Exercise prompt
Return each line of the listing below, unchanged, and omit the images.

####################

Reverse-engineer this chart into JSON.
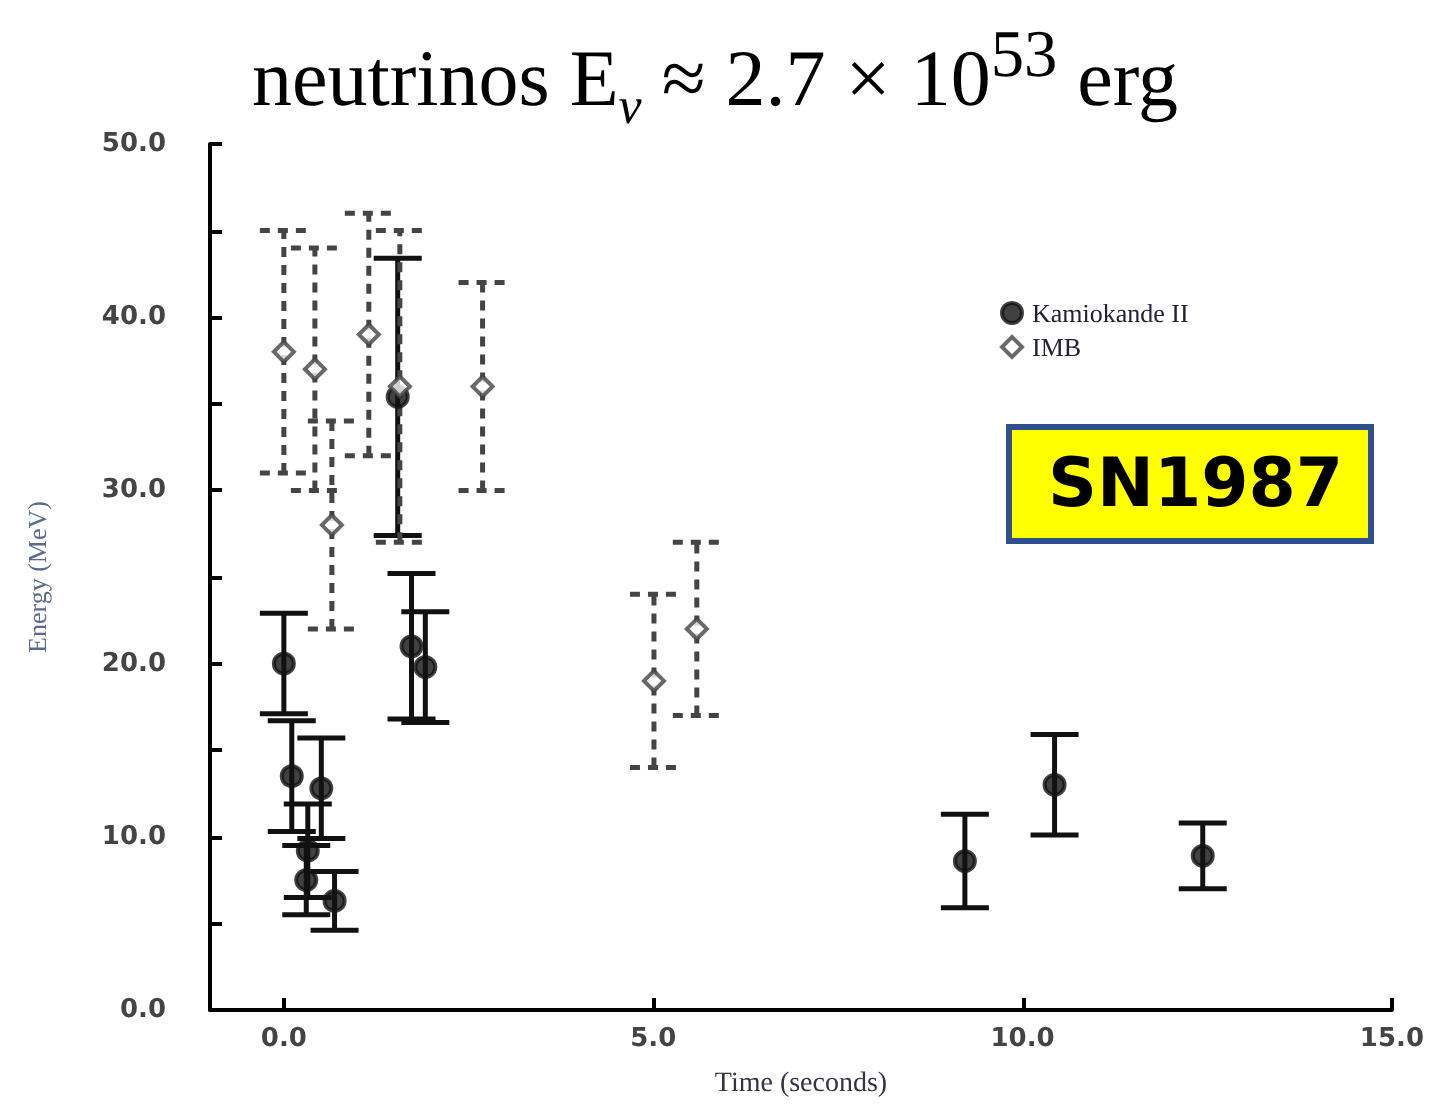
{
  "chart_data": {
    "type": "scatter",
    "title": "neutrinos E$_{ν}$ ≈ 2.7 × 10$^{53}$ erg",
    "xlabel": "Time (seconds)",
    "ylabel": "Energy (MeV)",
    "annotations": [
      "SN1987"
    ],
    "series": [
      {
        "name": "Kamiokande II",
        "color": "#111111",
        "marker": "circle",
        "line_style": "solid",
        "x": [
          0,
          0.107,
          0.303,
          0.324,
          0.507,
          0.686,
          1.541,
          1.728,
          1.915,
          9.219,
          10.433,
          12.439
        ],
        "values": [
          20.0,
          13.5,
          7.5,
          9.2,
          12.8,
          6.3,
          35.4,
          21.0,
          19.8,
          8.6,
          13.0,
          8.9
        ],
        "errors": [
          2.9,
          3.2,
          2.0,
          2.7,
          2.9,
          1.7,
          8.0,
          4.2,
          3.2,
          2.7,
          2.9,
          1.9
        ]
      },
      {
        "name": "IMB",
        "color": "#444444",
        "marker": "diamond",
        "line_style": "dashed",
        "x": [
          0,
          0.42,
          0.65,
          1.15,
          1.57,
          2.69,
          5.01,
          5.59
        ],
        "values": [
          38,
          37,
          28,
          39,
          36,
          36,
          19,
          22
        ],
        "errors": [
          7,
          7,
          6,
          7,
          9,
          6,
          5,
          5
        ]
      }
    ],
    "xlim": [
      -1,
      15
    ],
    "xticks": [
      {
        "value": 0,
        "label": "0.0"
      },
      {
        "value": 5,
        "label": "5.0"
      },
      {
        "value": 10,
        "label": "10.0"
      },
      {
        "value": 15,
        "label": "15.0"
      }
    ],
    "ylim": [
      0,
      50
    ],
    "yticks": [
      {
        "value": 0,
        "label": "0.0"
      },
      {
        "value": 5,
        "label": null
      },
      {
        "value": 10,
        "label": "10.0"
      },
      {
        "value": 15,
        "label": null
      },
      {
        "value": 20,
        "label": "20.0"
      },
      {
        "value": 25,
        "label": null
      },
      {
        "value": 30,
        "label": "30.0"
      },
      {
        "value": 35,
        "label": null
      },
      {
        "value": 40,
        "label": "40.0"
      },
      {
        "value": 45,
        "label": null
      },
      {
        "value": 50,
        "label": "50.0"
      }
    ],
    "grid": false,
    "legend": "top right"
  }
}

####################

Expected output
Reverse-engineer this chart into JSON.
{
  "chart_data": {
    "type": "scatter",
    "title": "neutrinos E$_{ν}$ ≈ 2.7 × 10$^{53}$ erg",
    "xlabel": "Time (seconds)",
    "ylabel": "Energy (MeV)",
    "annotations": [
      "SN1987"
    ],
    "series": [
      {
        "name": "Kamiokande II",
        "color": "#111111",
        "marker": "circle",
        "line_style": "solid",
        "x": [
          0,
          0.107,
          0.303,
          0.324,
          0.507,
          0.686,
          1.541,
          1.728,
          1.915,
          9.219,
          10.433,
          12.439
        ],
        "values": [
          20.0,
          13.5,
          7.5,
          9.2,
          12.8,
          6.3,
          35.4,
          21.0,
          19.8,
          8.6,
          13.0,
          8.9
        ],
        "errors": [
          2.9,
          3.2,
          2.0,
          2.7,
          2.9,
          1.7,
          8.0,
          4.2,
          3.2,
          2.7,
          2.9,
          1.9
        ]
      },
      {
        "name": "IMB",
        "color": "#444444",
        "marker": "diamond",
        "line_style": "dashed",
        "x": [
          0,
          0.42,
          0.65,
          1.15,
          1.57,
          2.69,
          5.01,
          5.59
        ],
        "values": [
          38,
          37,
          28,
          39,
          36,
          36,
          19,
          22
        ],
        "errors": [
          7,
          7,
          6,
          7,
          9,
          6,
          5,
          5
        ]
      }
    ],
    "xlim": [
      -1,
      15
    ],
    "xticks": [
      {
        "value": 0,
        "label": "0.0"
      },
      {
        "value": 5,
        "label": "5.0"
      },
      {
        "value": 10,
        "label": "10.0"
      },
      {
        "value": 15,
        "label": "15.0"
      }
    ],
    "ylim": [
      0,
      50
    ],
    "yticks": [
      {
        "value": 0,
        "label": "0.0"
      },
      {
        "value": 5,
        "label": null
      },
      {
        "value": 10,
        "label": "10.0"
      },
      {
        "value": 15,
        "label": null
      },
      {
        "value": 20,
        "label": "20.0"
      },
      {
        "value": 25,
        "label": null
      },
      {
        "value": 30,
        "label": "30.0"
      },
      {
        "value": 35,
        "label": null
      },
      {
        "value": 40,
        "label": "40.0"
      },
      {
        "value": 45,
        "label": null
      },
      {
        "value": 50,
        "label": "50.0"
      }
    ],
    "grid": false,
    "legend": "top right"
  }
}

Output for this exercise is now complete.